* Task to carry out
Locate each line in the records containing "position". Copy it.

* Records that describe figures
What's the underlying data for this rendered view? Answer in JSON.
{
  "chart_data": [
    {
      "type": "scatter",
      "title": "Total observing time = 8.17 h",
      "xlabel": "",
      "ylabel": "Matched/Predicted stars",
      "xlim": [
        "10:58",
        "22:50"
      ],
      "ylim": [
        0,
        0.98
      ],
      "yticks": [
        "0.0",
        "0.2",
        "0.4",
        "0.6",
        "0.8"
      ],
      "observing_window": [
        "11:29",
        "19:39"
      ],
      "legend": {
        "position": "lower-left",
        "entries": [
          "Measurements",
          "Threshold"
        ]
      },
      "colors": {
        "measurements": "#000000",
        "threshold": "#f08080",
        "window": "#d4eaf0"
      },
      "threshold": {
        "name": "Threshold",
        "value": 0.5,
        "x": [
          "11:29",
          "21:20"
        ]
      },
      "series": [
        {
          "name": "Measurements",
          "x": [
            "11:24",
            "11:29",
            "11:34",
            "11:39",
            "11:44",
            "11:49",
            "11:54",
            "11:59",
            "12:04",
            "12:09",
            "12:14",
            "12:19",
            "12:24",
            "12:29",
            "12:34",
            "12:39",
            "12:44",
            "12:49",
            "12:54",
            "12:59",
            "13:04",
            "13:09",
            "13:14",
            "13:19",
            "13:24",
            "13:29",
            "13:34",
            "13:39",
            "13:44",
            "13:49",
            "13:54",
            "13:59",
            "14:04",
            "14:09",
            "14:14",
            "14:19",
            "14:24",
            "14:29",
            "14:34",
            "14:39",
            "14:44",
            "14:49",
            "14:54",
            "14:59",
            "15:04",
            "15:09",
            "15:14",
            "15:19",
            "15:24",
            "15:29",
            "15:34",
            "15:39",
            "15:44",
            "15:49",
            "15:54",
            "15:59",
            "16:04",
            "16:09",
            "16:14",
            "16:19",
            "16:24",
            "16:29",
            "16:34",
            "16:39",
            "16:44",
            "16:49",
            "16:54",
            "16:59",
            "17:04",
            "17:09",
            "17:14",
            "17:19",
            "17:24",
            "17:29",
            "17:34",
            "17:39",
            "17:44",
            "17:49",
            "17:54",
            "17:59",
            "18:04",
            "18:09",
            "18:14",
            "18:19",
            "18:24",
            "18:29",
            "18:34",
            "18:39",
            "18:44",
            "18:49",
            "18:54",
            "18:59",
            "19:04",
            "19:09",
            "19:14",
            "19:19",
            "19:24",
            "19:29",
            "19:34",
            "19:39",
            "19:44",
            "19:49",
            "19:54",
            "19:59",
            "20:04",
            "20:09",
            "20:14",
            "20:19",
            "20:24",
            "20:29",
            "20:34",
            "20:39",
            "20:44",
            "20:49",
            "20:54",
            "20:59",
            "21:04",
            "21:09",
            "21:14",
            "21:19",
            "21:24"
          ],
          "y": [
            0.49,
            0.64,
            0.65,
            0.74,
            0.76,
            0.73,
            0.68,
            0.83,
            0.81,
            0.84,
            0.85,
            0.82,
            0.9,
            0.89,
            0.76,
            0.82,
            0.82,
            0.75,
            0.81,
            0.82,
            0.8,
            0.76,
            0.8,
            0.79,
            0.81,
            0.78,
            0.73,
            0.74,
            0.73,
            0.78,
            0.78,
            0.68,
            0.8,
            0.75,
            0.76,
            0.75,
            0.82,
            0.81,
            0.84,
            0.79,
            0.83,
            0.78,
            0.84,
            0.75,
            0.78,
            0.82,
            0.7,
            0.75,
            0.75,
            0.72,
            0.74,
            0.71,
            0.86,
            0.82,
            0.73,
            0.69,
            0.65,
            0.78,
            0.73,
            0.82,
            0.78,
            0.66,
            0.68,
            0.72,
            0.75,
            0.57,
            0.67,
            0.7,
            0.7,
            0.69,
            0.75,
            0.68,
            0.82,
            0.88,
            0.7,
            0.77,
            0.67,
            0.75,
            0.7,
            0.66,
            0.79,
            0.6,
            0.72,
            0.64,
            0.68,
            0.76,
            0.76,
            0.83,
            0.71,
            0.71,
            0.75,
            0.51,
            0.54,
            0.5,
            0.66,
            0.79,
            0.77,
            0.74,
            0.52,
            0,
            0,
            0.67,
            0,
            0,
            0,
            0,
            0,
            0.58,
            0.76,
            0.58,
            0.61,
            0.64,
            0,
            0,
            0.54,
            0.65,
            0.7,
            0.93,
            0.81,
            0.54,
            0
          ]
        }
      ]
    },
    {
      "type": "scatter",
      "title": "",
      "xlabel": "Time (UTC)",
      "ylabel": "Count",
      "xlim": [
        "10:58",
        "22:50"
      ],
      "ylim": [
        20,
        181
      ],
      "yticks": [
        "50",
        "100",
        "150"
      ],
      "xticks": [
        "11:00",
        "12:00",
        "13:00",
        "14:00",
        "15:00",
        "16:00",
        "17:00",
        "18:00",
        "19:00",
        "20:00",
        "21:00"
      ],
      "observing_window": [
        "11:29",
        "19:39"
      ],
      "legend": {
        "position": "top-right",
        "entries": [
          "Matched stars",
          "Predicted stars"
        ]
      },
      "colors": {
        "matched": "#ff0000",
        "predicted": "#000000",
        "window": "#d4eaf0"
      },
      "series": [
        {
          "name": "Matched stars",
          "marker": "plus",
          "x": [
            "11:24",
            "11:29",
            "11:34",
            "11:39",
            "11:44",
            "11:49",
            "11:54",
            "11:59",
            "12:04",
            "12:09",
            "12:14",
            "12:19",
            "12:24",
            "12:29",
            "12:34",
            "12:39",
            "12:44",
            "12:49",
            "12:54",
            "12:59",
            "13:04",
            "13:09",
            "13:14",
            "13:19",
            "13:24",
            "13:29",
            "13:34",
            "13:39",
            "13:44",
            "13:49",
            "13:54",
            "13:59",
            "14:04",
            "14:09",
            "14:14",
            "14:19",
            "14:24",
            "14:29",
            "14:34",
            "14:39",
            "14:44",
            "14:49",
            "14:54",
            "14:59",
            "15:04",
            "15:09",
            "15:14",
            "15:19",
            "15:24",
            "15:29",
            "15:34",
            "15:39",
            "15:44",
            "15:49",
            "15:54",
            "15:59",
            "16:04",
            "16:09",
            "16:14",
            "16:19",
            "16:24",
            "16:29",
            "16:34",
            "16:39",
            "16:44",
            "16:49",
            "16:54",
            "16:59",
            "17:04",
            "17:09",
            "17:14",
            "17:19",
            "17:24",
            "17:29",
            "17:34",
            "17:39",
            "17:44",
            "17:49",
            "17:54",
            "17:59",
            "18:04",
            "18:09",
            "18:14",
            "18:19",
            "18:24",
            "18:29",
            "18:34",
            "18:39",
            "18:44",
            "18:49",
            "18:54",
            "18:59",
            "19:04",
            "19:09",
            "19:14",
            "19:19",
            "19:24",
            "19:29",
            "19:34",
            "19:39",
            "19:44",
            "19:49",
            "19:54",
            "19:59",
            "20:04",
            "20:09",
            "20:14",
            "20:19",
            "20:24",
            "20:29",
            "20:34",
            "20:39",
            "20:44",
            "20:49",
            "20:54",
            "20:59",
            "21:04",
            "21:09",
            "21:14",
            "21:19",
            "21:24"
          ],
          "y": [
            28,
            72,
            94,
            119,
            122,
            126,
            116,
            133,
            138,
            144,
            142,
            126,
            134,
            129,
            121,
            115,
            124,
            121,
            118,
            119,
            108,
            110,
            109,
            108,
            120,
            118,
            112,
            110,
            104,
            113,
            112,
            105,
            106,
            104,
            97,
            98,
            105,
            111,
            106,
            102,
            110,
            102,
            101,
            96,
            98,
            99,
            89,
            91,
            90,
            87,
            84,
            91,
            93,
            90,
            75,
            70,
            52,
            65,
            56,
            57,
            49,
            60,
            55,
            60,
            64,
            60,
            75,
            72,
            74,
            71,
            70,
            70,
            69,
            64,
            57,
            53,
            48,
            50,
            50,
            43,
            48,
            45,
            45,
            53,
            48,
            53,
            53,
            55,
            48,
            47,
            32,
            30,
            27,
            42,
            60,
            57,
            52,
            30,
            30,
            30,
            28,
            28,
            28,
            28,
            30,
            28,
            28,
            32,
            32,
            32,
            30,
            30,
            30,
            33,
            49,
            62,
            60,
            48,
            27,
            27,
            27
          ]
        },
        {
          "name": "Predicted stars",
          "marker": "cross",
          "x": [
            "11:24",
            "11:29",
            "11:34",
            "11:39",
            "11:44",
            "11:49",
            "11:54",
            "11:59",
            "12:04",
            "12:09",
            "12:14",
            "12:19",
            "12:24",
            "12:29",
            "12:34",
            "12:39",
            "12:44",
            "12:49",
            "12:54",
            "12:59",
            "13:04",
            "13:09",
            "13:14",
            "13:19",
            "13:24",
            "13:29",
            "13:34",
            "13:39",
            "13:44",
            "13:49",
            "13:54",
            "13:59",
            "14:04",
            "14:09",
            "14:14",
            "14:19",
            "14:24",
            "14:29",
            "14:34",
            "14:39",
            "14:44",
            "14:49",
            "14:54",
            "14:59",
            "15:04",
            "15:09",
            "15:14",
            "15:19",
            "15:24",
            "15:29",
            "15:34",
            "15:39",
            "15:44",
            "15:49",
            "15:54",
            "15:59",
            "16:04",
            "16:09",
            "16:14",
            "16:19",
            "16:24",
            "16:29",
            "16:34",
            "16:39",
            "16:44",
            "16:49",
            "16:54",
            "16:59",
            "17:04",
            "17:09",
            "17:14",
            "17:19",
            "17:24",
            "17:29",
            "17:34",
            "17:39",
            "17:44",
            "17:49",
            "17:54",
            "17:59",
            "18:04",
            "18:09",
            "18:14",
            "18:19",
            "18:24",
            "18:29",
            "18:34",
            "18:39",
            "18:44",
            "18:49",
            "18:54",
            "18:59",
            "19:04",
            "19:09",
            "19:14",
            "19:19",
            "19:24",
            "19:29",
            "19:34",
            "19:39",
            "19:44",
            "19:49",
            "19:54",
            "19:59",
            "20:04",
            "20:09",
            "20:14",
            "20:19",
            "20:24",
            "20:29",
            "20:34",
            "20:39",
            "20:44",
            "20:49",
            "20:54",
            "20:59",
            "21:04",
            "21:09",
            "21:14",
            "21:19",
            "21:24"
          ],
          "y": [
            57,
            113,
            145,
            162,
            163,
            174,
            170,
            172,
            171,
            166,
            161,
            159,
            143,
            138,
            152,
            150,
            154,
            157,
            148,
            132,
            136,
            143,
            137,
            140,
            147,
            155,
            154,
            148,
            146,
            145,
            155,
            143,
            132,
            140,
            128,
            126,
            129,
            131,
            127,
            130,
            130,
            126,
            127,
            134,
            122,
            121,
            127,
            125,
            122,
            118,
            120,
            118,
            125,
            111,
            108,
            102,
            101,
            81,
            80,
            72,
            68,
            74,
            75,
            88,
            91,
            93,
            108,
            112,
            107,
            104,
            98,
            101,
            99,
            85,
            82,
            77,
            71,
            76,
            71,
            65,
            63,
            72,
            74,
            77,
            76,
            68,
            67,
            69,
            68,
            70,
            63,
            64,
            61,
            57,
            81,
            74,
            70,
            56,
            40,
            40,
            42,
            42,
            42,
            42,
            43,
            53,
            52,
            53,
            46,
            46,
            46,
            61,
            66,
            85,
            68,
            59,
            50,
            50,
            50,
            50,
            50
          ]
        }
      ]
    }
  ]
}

* Reply to the task
        "position": "lower-left",
        "position": "top-right",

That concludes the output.